What to produce:
Copy every one of the following lines word for word.
----- Dataset records -----
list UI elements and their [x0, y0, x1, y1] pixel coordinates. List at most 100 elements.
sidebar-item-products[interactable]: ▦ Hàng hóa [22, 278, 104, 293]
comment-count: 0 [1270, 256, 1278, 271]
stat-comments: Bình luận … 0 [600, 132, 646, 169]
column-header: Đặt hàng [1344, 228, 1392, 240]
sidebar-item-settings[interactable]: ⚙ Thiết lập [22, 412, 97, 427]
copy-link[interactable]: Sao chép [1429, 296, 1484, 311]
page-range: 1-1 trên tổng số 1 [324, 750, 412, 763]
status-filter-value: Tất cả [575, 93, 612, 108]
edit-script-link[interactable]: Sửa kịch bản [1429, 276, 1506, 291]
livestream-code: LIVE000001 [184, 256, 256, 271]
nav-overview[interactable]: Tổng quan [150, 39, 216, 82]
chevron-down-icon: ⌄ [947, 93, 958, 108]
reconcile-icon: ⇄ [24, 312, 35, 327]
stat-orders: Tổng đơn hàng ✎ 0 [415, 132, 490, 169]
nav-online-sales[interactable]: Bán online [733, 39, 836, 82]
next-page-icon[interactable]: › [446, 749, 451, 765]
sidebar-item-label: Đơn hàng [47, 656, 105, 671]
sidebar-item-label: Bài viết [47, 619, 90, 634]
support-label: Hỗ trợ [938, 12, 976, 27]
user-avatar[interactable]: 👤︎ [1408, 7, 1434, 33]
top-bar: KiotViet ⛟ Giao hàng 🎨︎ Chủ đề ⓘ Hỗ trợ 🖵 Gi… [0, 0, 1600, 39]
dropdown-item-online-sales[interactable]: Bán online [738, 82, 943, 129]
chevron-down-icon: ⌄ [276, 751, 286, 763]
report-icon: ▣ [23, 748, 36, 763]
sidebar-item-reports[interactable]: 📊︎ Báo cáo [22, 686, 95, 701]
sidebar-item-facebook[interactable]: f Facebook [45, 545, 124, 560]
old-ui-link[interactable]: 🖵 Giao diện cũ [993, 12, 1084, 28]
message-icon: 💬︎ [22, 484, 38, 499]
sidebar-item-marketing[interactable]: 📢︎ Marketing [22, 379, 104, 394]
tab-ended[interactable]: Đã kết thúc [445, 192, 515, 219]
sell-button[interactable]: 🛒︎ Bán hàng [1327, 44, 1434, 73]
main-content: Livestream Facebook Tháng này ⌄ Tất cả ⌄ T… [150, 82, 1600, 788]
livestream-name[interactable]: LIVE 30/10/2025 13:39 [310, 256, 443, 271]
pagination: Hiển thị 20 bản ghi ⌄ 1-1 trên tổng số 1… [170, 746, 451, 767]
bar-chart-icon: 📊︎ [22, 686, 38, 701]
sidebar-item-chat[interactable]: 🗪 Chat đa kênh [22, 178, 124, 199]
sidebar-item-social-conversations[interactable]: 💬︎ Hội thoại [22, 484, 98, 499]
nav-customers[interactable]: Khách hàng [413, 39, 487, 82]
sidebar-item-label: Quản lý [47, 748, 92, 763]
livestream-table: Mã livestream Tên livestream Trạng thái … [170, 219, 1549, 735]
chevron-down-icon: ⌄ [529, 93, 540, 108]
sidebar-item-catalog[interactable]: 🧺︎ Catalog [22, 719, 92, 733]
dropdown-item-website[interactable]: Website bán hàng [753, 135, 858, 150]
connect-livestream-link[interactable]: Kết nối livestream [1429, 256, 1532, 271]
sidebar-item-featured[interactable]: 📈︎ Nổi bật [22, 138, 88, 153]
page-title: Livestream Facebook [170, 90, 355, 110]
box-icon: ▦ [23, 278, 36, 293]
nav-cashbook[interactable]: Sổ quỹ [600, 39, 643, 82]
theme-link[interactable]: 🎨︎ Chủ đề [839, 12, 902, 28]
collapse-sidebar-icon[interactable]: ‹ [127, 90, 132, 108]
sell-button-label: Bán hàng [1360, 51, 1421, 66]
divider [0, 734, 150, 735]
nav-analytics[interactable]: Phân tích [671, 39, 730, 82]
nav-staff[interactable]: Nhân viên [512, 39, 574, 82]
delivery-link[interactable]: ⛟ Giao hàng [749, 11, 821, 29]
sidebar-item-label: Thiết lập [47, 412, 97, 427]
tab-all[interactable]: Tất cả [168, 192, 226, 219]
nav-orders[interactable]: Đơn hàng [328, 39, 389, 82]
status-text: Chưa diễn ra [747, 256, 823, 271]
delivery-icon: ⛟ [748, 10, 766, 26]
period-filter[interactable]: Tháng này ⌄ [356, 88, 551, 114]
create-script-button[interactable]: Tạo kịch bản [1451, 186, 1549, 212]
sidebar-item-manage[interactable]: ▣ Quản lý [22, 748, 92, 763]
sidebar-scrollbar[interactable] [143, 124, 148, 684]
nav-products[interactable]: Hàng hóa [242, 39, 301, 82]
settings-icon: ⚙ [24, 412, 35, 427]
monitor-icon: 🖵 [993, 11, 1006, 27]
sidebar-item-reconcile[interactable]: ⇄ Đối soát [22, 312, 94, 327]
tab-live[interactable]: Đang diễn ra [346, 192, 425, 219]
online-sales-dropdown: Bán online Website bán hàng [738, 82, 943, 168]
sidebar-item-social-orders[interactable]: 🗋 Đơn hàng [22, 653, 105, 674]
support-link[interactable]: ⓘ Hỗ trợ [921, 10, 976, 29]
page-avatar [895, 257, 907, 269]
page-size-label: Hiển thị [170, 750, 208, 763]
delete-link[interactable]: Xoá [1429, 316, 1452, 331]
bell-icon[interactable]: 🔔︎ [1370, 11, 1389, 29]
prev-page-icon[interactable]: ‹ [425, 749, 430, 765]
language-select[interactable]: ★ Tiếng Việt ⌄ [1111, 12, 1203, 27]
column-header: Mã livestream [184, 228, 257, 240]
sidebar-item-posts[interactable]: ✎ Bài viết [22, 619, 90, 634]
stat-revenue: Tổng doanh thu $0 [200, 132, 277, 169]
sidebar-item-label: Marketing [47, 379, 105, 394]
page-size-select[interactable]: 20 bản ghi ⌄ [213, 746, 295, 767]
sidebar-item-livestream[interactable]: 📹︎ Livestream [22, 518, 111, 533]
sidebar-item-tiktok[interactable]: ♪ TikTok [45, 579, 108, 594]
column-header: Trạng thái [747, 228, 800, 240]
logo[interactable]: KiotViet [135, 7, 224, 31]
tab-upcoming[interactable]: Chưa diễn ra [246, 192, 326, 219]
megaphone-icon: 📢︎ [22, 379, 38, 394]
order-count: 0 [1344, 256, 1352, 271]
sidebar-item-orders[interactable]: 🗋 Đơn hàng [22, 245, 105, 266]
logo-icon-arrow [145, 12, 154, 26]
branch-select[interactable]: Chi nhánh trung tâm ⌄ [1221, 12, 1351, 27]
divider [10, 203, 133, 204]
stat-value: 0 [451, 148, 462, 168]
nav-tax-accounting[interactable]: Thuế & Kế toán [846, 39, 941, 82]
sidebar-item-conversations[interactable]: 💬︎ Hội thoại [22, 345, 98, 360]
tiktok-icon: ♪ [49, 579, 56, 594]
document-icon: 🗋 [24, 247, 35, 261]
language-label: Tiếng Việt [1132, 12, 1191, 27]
-----
Written response:
list UI elements and their [x0, y0, x1, y1] pixel coordinates. List at most 100 elements.
sidebar-item-products[interactable]: ▦ Hàng hóa [22, 278, 104, 293]
comment-count: 0 [1270, 256, 1278, 271]
stat-comments: Bình luận … 0 [600, 132, 646, 169]
column-header: Đặt hàng [1344, 228, 1392, 240]
sidebar-item-settings[interactable]: ⚙ Thiết lập [22, 412, 97, 427]
copy-link[interactable]: Sao chép [1429, 296, 1484, 311]
page-range: 1-1 trên tổng số 1 [324, 750, 412, 763]
status-filter-value: Tất cả [575, 93, 612, 108]
edit-script-link[interactable]: Sửa kịch bản [1429, 276, 1506, 291]
livestream-code: LIVE000001 [184, 256, 256, 271]
nav-overview[interactable]: Tổng quan [150, 39, 216, 82]
chevron-down-icon: ⌄ [947, 93, 958, 108]
reconcile-icon: ⇄ [24, 312, 35, 327]
stat-orders: Tổng đơn hàng ✎ 0 [415, 132, 490, 169]
nav-online-sales[interactable]: Bán online [733, 39, 836, 82]
next-page-icon[interactable]: › [446, 749, 451, 765]
sidebar-item-label: Đơn hàng [47, 656, 105, 671]
sidebar-item-label: Bài viết [47, 619, 90, 634]
support-label: Hỗ trợ [938, 12, 976, 27]
user-avatar[interactable]: 👤︎ [1408, 7, 1434, 33]
top-bar: KiotViet ⛟ Giao hàng 🎨︎ Chủ đề ⓘ Hỗ trợ 🖵 Gi… [0, 0, 1600, 39]
dropdown-item-online-sales[interactable]: Bán online [738, 82, 943, 129]
chevron-down-icon: ⌄ [276, 751, 286, 763]
report-icon: ▣ [23, 748, 36, 763]
sidebar-item-reports[interactable]: 📊︎ Báo cáo [22, 686, 95, 701]
sidebar-item-facebook[interactable]: f Facebook [45, 545, 124, 560]
old-ui-link[interactable]: 🖵 Giao diện cũ [993, 12, 1084, 28]
message-icon: 💬︎ [22, 484, 38, 499]
sidebar-item-marketing[interactable]: 📢︎ Marketing [22, 379, 104, 394]
tab-ended[interactable]: Đã kết thúc [445, 192, 515, 219]
sell-button[interactable]: 🛒︎ Bán hàng [1327, 44, 1434, 73]
main-content: Livestream Facebook Tháng này ⌄ Tất cả ⌄ T… [150, 82, 1600, 788]
livestream-name[interactable]: LIVE 30/10/2025 13:39 [310, 256, 443, 271]
pagination: Hiển thị 20 bản ghi ⌄ 1-1 trên tổng số 1… [170, 746, 451, 767]
bar-chart-icon: 📊︎ [22, 686, 38, 701]
sidebar-item-chat[interactable]: 🗪 Chat đa kênh [22, 178, 124, 199]
sidebar-item-social-conversations[interactable]: 💬︎ Hội thoại [22, 484, 98, 499]
nav-customers[interactable]: Khách hàng [413, 39, 487, 82]
sidebar-item-label: Quản lý [47, 748, 92, 763]
livestream-table: Mã livestream Tên livestream Trạng thái … [170, 219, 1549, 735]
chevron-down-icon: ⌄ [529, 93, 540, 108]
sidebar-item-catalog[interactable]: 🧺︎ Catalog [22, 719, 92, 733]
dropdown-item-website[interactable]: Website bán hàng [753, 135, 858, 150]
connect-livestream-link[interactable]: Kết nối livestream [1429, 256, 1532, 271]
sidebar-item-featured[interactable]: 📈︎ Nổi bật [22, 138, 88, 153]
page-title: Livestream Facebook [170, 90, 355, 110]
box-icon: ▦ [23, 278, 36, 293]
nav-cashbook[interactable]: Sổ quỹ [600, 39, 643, 82]
theme-link[interactable]: 🎨︎ Chủ đề [839, 12, 902, 28]
collapse-sidebar-icon[interactable]: ‹ [127, 90, 132, 108]
sell-button-label: Bán hàng [1360, 51, 1421, 66]
divider [0, 734, 150, 735]
nav-analytics[interactable]: Phân tích [671, 39, 730, 82]
nav-staff[interactable]: Nhân viên [512, 39, 574, 82]
delivery-link[interactable]: ⛟ Giao hàng [749, 11, 821, 29]
sidebar-item-label: Thiết lập [47, 412, 97, 427]
tab-all[interactable]: Tất cả [168, 192, 226, 219]
nav-orders[interactable]: Đơn hàng [328, 39, 389, 82]
status-text: Chưa diễn ra [747, 256, 823, 271]
delivery-icon: ⛟ [748, 10, 766, 26]
period-filter[interactable]: Tháng này ⌄ [356, 88, 551, 114]
create-script-button[interactable]: Tạo kịch bản [1451, 186, 1549, 212]
sidebar-item-manage[interactable]: ▣ Quản lý [22, 748, 92, 763]
sidebar-scrollbar[interactable] [143, 124, 148, 684]
nav-products[interactable]: Hàng hóa [242, 39, 301, 82]
settings-icon: ⚙ [24, 412, 35, 427]
monitor-icon: 🖵 [993, 11, 1006, 27]
sidebar-item-reconcile[interactable]: ⇄ Đối soát [22, 312, 94, 327]
tab-live[interactable]: Đang diễn ra [346, 192, 425, 219]
online-sales-dropdown: Bán online Website bán hàng [738, 82, 943, 168]
sidebar-item-social-orders[interactable]: 🗋 Đơn hàng [22, 653, 105, 674]
support-link[interactable]: ⓘ Hỗ trợ [921, 10, 976, 29]
page-avatar [895, 257, 907, 269]
page-size-label: Hiển thị [170, 750, 208, 763]
delete-link[interactable]: Xoá [1429, 316, 1452, 331]
bell-icon[interactable]: 🔔︎ [1370, 11, 1389, 29]
prev-page-icon[interactable]: ‹ [425, 749, 430, 765]
language-select[interactable]: ★ Tiếng Việt ⌄ [1111, 12, 1203, 27]
column-header: Mã livestream [184, 228, 257, 240]
sidebar-item-posts[interactable]: ✎ Bài viết [22, 619, 90, 634]
stat-revenue: Tổng doanh thu $0 [200, 132, 277, 169]
sidebar-item-label: Marketing [47, 379, 105, 394]
page-size-select[interactable]: 20 bản ghi ⌄ [213, 746, 295, 767]
sidebar-item-livestream[interactable]: 📹︎ Livestream [22, 518, 111, 533]
sidebar-item-tiktok[interactable]: ♪ TikTok [45, 579, 108, 594]
column-header: Trạng thái [747, 228, 800, 240]
logo[interactable]: KiotViet [135, 7, 224, 31]
tab-upcoming[interactable]: Chưa diễn ra [246, 192, 326, 219]
megaphone-icon: 📢︎ [22, 379, 38, 394]
order-count: 0 [1344, 256, 1352, 271]
sidebar-item-orders[interactable]: 🗋 Đơn hàng [22, 245, 105, 266]
logo-icon-arrow [145, 12, 154, 26]
branch-select[interactable]: Chi nhánh trung tâm ⌄ [1221, 12, 1351, 27]
divider [10, 203, 133, 204]
stat-value: 0 [451, 148, 462, 168]
nav-tax-accounting[interactable]: Thuế & Kế toán [846, 39, 941, 82]
sidebar-item-conversations[interactable]: 💬︎ Hội thoại [22, 345, 98, 360]
tiktok-icon: ♪ [49, 579, 56, 594]
document-icon: 🗋 [24, 247, 35, 261]
language-label: Tiếng Việt [1132, 12, 1191, 27]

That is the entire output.